PASSAGE
-- Opening Marker --


  1. Thank you so much for the safe rusting tips. I have always wanted to try this, but some of the other tips online had me a bit scared to try it, due to the ingredients. I can’t wait to try this out!

  2. Lana – You’re welcome! I just tried rusting items myself for the first time recently.

    Lisa – I felt the same way until I gave this method a try! I was too afraid to have nowhere to dispose of the toxic leftovers afterwards. Fortunately this idea worked for me.

  3. Thanks for the tip! I had always used that TOXIC recipe and gave up on it for the very same reasons everyone else has avoided it! It is too hard to dispose of.

    One question for you if you dont mind. Does it matter what type of metal you are trying to rust? or does it have to be tin? I have always understood and I may very well be wrong here, but rusting certain metals is impossible, is that true? What kinds of bells are you purchasing to rust?

    Thanks,
    Heather

  4. Heather – You’re welcome! I have only used this recipe on tin craft items so far. If you are trying to rust jingle bells, buy a package of silver tin jingle bells from a craft store (the less expensive, the better – the cheaper ones rust easier). If you were to try rusting a metal like galvanized steel instead of tin with this recipe it would probably just give the item a weatherbeaten “white rust” sort of look instead.

-- Closing Marker --

DATA SUPPLIED
-- Opening Marker --

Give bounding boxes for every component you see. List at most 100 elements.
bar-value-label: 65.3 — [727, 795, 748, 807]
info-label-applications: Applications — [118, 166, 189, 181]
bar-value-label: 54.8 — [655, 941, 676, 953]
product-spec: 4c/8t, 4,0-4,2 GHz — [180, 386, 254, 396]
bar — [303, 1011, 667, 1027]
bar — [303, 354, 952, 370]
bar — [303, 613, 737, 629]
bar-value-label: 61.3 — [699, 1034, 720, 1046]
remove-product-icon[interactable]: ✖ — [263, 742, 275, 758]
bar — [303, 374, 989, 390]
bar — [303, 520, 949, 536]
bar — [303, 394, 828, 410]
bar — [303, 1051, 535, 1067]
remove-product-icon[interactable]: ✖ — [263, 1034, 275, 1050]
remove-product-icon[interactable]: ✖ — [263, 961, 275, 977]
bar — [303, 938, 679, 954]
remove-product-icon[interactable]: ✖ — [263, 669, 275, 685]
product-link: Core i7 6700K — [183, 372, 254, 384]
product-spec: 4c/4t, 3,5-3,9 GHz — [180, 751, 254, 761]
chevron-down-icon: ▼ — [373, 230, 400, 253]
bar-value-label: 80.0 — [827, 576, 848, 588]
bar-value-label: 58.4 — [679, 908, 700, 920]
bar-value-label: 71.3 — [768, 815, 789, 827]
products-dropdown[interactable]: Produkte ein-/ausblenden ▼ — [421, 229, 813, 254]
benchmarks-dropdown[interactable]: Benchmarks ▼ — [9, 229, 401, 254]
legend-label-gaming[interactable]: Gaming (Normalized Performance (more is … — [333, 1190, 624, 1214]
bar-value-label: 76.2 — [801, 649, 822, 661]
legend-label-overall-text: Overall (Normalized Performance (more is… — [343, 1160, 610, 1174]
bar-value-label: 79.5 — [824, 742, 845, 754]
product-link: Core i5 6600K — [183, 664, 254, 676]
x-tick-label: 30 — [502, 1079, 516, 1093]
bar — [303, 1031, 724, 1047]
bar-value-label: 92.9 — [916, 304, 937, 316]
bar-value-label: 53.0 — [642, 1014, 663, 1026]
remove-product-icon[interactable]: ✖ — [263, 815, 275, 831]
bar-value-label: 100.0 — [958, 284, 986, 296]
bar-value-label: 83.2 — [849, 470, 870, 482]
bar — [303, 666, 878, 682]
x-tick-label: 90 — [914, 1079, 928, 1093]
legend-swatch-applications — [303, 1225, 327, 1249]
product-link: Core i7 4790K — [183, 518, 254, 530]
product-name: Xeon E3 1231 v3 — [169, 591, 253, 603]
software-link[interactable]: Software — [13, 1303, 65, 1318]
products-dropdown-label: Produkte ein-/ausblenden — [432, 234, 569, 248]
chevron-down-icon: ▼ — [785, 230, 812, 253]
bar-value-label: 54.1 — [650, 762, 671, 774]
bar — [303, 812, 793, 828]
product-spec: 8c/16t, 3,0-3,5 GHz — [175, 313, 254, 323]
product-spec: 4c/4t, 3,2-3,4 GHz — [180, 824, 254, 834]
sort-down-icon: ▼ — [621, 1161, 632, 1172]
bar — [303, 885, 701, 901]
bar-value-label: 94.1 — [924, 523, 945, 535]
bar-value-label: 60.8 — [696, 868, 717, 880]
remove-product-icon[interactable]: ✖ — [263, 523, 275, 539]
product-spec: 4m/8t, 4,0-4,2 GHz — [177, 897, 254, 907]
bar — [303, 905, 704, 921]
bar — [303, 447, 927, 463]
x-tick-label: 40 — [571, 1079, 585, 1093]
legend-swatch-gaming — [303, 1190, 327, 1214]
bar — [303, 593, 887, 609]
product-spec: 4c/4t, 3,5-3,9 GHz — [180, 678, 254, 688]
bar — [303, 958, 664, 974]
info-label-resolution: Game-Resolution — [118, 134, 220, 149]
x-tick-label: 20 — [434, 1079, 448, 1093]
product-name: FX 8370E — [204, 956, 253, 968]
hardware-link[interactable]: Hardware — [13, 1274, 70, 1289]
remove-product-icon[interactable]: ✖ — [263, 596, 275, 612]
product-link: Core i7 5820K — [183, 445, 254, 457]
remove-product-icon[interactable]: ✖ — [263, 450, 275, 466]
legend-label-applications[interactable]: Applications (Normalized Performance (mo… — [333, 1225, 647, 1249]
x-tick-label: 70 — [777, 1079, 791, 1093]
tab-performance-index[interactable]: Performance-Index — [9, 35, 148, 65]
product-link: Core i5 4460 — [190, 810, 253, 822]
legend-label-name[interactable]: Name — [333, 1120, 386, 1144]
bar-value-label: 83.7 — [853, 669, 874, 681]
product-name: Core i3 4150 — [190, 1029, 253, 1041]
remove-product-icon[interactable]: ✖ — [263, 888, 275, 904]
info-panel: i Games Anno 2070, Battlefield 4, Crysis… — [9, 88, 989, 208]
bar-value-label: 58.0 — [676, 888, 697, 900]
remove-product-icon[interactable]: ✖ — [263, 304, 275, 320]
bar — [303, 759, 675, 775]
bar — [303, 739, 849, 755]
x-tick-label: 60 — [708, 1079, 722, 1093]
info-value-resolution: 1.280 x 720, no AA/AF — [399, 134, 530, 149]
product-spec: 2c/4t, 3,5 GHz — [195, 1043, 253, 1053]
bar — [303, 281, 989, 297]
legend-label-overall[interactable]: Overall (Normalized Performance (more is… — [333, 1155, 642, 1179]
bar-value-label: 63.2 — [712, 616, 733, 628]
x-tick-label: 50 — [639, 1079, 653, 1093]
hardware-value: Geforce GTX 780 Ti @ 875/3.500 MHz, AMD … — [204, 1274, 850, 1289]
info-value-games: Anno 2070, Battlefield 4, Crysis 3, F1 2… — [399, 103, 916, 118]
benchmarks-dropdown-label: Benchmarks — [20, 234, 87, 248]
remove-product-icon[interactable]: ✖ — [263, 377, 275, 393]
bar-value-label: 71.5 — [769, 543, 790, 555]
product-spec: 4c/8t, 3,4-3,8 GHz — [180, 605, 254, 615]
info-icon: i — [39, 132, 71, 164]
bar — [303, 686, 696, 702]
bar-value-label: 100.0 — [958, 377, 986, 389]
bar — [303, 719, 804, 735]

-- Closing Marker --

WORK INSTRUCTIONS
1/ In the comments on rusting craft items, what look does the reply to Heather say galvanized steel would probably get with this recipe?
2/ Resume the comments on rusting tin craft items, picking up after the last sentence shown.

RESPONSES PER TASK
1/ It would probably get a weatherbeaten "white rust" sort of look.

2/
  5. i was so glad when i found your recipe, because buying rusted bells is such an expense!

    however, i have tried this, using cheap, store-bought silver bells, and it has not produced any rusting reaction for me. any ideas or suggestions on what i could be doing wrong?

    any help would be much appreciated!

    kristen

  6. they were the cheapest bells i could find at michael’s…lol. about 1.99 a bag. the bells still look silver, and they are covered in salt. i did not want to rinse them after decanting the liquid…

    ugh. i appreciate you sharing…perhaps i will try again…it really is highway robbery for what suppliers charge for 12 little bells…

  7. thanks again!

    one last question: how important is placing the bells in the sun to dry? i live in the northeast, where there is little sun these days…

    happy holidays!

  8. ttttttttttyyyyyyy no one ever wants to share anything in the craft world i need all the help i can get anymore tips send my way im interested in prim stuff for scrapbooking tttuyu

  9. Hello everyone, I just want it to share, that i had rusted many bells sucessfully by placing them in a plastic container with white vinegar for a couple of days (2-4) I drain the vinegar and let it dry and so far they rust just fine.

  10. Please be careful around rust. It is Very Dangerous
    for your eyes. I worked for ophthalmologists
    before I retired.

  11. Do you purchase your safety pins at the dollar store as well? I bought some from JoAnn’s but just checked by jar and only bells look to be rusting so far. Found those at walmart I think. I wish I had found your site before I tried the other solution too!

  12. The pins and bells can be dryed in the oven after soaking. I to can not always wait for the sun. . .just dry then single layered on a cookie sheet on low for acouple hours.They will rust alot as they dry.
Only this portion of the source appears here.